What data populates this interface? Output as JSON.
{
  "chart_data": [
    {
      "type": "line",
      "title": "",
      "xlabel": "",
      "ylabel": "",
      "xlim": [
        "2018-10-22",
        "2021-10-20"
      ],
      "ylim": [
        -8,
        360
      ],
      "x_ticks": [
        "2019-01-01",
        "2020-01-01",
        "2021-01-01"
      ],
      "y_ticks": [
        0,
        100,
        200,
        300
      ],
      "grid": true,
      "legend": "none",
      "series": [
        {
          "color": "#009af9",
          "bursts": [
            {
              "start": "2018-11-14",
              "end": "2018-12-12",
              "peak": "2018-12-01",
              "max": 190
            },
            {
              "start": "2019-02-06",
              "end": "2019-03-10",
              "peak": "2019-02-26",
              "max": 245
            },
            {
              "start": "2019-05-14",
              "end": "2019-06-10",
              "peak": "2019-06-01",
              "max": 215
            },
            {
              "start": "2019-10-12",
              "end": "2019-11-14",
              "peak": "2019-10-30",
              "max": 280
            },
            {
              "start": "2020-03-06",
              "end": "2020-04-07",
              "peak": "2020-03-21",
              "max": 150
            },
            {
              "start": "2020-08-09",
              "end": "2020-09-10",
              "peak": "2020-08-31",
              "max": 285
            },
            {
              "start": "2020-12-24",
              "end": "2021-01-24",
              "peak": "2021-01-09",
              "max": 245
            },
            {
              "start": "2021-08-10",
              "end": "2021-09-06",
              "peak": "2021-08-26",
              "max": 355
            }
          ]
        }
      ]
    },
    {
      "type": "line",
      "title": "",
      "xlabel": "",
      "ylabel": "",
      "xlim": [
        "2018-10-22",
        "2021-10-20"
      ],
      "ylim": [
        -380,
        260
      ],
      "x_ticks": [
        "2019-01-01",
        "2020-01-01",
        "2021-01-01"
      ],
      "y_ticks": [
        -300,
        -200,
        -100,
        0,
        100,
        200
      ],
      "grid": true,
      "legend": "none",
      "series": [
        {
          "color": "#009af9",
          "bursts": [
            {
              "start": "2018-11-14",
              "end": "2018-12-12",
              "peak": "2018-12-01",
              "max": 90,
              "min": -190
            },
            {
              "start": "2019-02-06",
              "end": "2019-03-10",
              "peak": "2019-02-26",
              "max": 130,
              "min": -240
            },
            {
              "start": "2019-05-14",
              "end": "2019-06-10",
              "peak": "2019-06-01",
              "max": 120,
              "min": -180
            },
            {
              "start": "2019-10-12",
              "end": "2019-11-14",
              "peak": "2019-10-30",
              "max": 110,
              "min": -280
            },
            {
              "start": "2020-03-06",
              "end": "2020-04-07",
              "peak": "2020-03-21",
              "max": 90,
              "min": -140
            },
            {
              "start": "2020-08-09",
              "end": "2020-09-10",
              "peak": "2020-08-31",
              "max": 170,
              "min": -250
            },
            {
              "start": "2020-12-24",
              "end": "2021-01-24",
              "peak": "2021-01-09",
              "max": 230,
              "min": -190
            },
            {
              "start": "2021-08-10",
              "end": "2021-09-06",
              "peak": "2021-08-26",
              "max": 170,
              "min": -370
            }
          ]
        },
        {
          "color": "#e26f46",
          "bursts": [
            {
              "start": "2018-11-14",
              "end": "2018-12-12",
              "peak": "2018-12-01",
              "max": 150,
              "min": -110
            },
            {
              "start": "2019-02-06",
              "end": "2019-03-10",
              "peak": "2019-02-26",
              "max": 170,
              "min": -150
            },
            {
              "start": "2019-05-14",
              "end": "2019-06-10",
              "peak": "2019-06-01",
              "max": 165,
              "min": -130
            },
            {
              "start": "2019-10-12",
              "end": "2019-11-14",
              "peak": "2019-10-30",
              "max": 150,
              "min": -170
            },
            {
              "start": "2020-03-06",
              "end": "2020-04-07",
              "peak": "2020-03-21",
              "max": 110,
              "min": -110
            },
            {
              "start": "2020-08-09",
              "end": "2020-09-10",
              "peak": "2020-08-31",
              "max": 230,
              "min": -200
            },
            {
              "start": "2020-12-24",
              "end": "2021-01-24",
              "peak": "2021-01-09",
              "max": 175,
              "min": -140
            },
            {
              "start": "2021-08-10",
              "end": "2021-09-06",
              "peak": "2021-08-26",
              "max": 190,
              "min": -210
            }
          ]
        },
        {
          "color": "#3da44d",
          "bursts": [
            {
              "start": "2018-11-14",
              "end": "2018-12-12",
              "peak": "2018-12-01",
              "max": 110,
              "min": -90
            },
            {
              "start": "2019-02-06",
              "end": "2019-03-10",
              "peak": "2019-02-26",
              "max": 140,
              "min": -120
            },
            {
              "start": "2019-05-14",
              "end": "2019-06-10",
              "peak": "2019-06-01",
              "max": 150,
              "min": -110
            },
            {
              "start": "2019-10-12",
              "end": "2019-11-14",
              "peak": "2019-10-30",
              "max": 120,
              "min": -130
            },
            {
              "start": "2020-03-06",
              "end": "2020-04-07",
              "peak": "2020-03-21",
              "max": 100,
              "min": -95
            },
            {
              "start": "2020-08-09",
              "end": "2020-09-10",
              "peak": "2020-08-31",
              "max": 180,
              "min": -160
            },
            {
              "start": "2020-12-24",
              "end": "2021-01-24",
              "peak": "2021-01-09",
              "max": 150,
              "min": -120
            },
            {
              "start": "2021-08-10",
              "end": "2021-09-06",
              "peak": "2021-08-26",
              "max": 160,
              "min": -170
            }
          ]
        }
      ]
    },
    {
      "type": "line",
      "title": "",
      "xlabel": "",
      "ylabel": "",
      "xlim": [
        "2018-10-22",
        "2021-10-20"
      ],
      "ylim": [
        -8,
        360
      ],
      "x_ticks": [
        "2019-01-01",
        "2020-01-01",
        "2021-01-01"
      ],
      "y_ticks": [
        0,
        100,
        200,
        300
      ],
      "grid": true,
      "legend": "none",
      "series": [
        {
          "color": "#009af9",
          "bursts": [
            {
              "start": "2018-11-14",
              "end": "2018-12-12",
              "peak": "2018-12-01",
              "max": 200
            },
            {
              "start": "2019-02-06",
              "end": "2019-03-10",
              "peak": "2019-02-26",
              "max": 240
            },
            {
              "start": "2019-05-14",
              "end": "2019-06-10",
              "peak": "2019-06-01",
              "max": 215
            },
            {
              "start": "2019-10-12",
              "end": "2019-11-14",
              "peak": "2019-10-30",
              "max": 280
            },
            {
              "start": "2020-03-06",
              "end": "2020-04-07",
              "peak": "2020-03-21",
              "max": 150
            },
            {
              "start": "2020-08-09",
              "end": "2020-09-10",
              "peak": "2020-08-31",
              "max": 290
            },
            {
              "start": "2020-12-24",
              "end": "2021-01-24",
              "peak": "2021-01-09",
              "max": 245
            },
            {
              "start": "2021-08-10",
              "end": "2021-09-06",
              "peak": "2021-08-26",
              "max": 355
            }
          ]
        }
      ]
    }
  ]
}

+ + + + + + +

▶ Task directions: Quote all the records exactly, please, leaving none out.

▶ Result:
What data populates this interface? Output as JSON.
{
  "chart_data": [
    {
      "type": "line",
      "title": "",
      "xlabel": "",
      "ylabel": "",
      "xlim": [
        "2018-10-22",
        "2021-10-20"
      ],
      "ylim": [
        -8,
        360
      ],
      "x_ticks": [
        "2019-01-01",
        "2020-01-01",
        "2021-01-01"
      ],
      "y_ticks": [
        0,
        100,
        200,
        300
      ],
      "grid": true,
      "legend": "none",
      "series": [
        {
          "color": "#009af9",
          "bursts": [
            {
              "start": "2018-11-14",
              "end": "2018-12-12",
              "peak": "2018-12-01",
              "max": 190
            },
            {
              "start": "2019-02-06",
              "end": "2019-03-10",
              "peak": "2019-02-26",
              "max": 245
            },
            {
              "start": "2019-05-14",
              "end": "2019-06-10",
              "peak": "2019-06-01",
              "max": 215
            },
            {
              "start": "2019-10-12",
              "end": "2019-11-14",
              "peak": "2019-10-30",
              "max": 280
            },
            {
              "start": "2020-03-06",
              "end": "2020-04-07",
              "peak": "2020-03-21",
              "max": 150
            },
            {
              "start": "2020-08-09",
              "end": "2020-09-10",
              "peak": "2020-08-31",
              "max": 285
            },
            {
              "start": "2020-12-24",
              "end": "2021-01-24",
              "peak": "2021-01-09",
              "max": 245
            },
            {
              "start": "2021-08-10",
              "end": "2021-09-06",
              "peak": "2021-08-26",
              "max": 355
            }
          ]
        }
      ]
    },
    {
      "type": "line",
      "title": "",
      "xlabel": "",
      "ylabel": "",
      "xlim": [
        "2018-10-22",
        "2021-10-20"
      ],
      "ylim": [
        -380,
        260
      ],
      "x_ticks": [
        "2019-01-01",
        "2020-01-01",
        "2021-01-01"
      ],
      "y_ticks": [
        -300,
        -200,
        -100,
        0,
        100,
        200
      ],
      "grid": true,
      "legend": "none",
      "series": [
        {
          "color": "#009af9",
          "bursts": [
            {
              "start": "2018-11-14",
              "end": "2018-12-12",
              "peak": "2018-12-01",
              "max": 90,
              "min": -190
            },
            {
              "start": "2019-02-06",
              "end": "2019-03-10",
              "peak": "2019-02-26",
              "max": 130,
              "min": -240
            },
            {
              "start": "2019-05-14",
              "end": "2019-06-10",
              "peak": "2019-06-01",
              "max": 120,
              "min": -180
            },
            {
              "start": "2019-10-12",
              "end": "2019-11-14",
              "peak": "2019-10-30",
              "max": 110,
              "min": -280
            },
            {
              "start": "2020-03-06",
              "end": "2020-04-07",
              "peak": "2020-03-21",
              "max": 90,
              "min": -140
            },
            {
              "start": "2020-08-09",
              "end": "2020-09-10",
              "peak": "2020-08-31",
              "max": 170,
              "min": -250
            },
            {
              "start": "2020-12-24",
              "end": "2021-01-24",
              "peak": "2021-01-09",
              "max": 230,
              "min": -190
            },
            {
              "start": "2021-08-10",
              "end": "2021-09-06",
              "peak": "2021-08-26",
              "max": 170,
              "min": -370
            }
          ]
        },
        {
          "color": "#e26f46",
          "bursts": [
            {
              "start": "2018-11-14",
              "end": "2018-12-12",
              "peak": "2018-12-01",
              "max": 150,
              "min": -110
            },
            {
              "start": "2019-02-06",
              "end": "2019-03-10",
              "peak": "2019-02-26",
              "max": 170,
              "min": -150
            },
            {
              "start": "2019-05-14",
              "end": "2019-06-10",
              "peak": "2019-06-01",
              "max": 165,
              "min": -130
            },
            {
              "start": "2019-10-12",
              "end": "2019-11-14",
              "peak": "2019-10-30",
              "max": 150,
              "min": -170
            },
            {
              "start": "2020-03-06",
              "end": "2020-04-07",
              "peak": "2020-03-21",
              "max": 110,
              "min": -110
            },
            {
              "start": "2020-08-09",
              "end": "2020-09-10",
              "peak": "2020-08-31",
              "max": 230,
              "min": -200
            },
            {
              "start": "2020-12-24",
              "end": "2021-01-24",
              "peak": "2021-01-09",
              "max": 175,
              "min": -140
            },
            {
              "start": "2021-08-10",
              "end": "2021-09-06",
              "peak": "2021-08-26",
              "max": 190,
              "min": -210
            }
          ]
        },
        {
          "color": "#3da44d",
          "bursts": [
            {
              "start": "2018-11-14",
              "end": "2018-12-12",
              "peak": "2018-12-01",
              "max": 110,
              "min": -90
            },
            {
              "start": "2019-02-06",
              "end": "2019-03-10",
              "peak": "2019-02-26",
              "max": 140,
              "min": -120
            },
            {
              "start": "2019-05-14",
              "end": "2019-06-10",
              "peak": "2019-06-01",
              "max": 150,
              "min": -110
            },
            {
              "start": "2019-10-12",
              "end": "2019-11-14",
              "peak": "2019-10-30",
              "max": 120,
              "min": -130
            },
            {
              "start": "2020-03-06",
              "end": "2020-04-07",
              "peak": "2020-03-21",
              "max": 100,
              "min": -95
            },
            {
              "start": "2020-08-09",
              "end": "2020-09-10",
              "peak": "2020-08-31",
              "max": 180,
              "min": -160
            },
            {
              "start": "2020-12-24",
              "end": "2021-01-24",
              "peak": "2021-01-09",
              "max": 150,
              "min": -120
            },
            {
              "start": "2021-08-10",
              "end": "2021-09-06",
              "peak": "2021-08-26",
              "max": 160,
              "min": -170
            }
          ]
        }
      ]
    },
    {
      "type": "line",
      "title": "",
      "xlabel": "",
      "ylabel": "",
      "xlim": [
        "2018-10-22",
        "2021-10-20"
      ],
      "ylim": [
        -8,
        360
      ],
      "x_ticks": [
        "2019-01-01",
        "2020-01-01",
        "2021-01-01"
      ],
      "y_ticks": [
        0,
        100,
        200,
        300
      ],
      "grid": true,
      "legend": "none",
      "series": [
        {
          "color": "#009af9",
          "bursts": [
            {
              "start": "2018-11-14",
              "end": "2018-12-12",
              "peak": "2018-12-01",
              "max": 200
            },
            {
              "start": "2019-02-06",
              "end": "2019-03-10",
              "peak": "2019-02-26",
              "max": 240
            },
            {
              "start": "2019-05-14",
              "end": "2019-06-10",
              "peak": "2019-06-01",
              "max": 215
            },
            {
              "start": "2019-10-12",
              "end": "2019-11-14",
              "peak": "2019-10-30",
              "max": 280
            },
            {
              "start": "2020-03-06",
              "end": "2020-04-07",
              "peak": "2020-03-21",
              "max": 150
            },
            {
              "start": "2020-08-09",
              "end": "2020-09-10",
              "peak": "2020-08-31",
              "max": 290
            },
            {
              "start": "2020-12-24",
              "end": "2021-01-24",
              "peak": "2021-01-09",
              "max": 245
            },
            {
              "start": "2021-08-10",
              "end": "2021-09-06",
              "peak": "2021-08-26",
              "max": 355
            }
          ]
        }
      ]
    }
  ]
}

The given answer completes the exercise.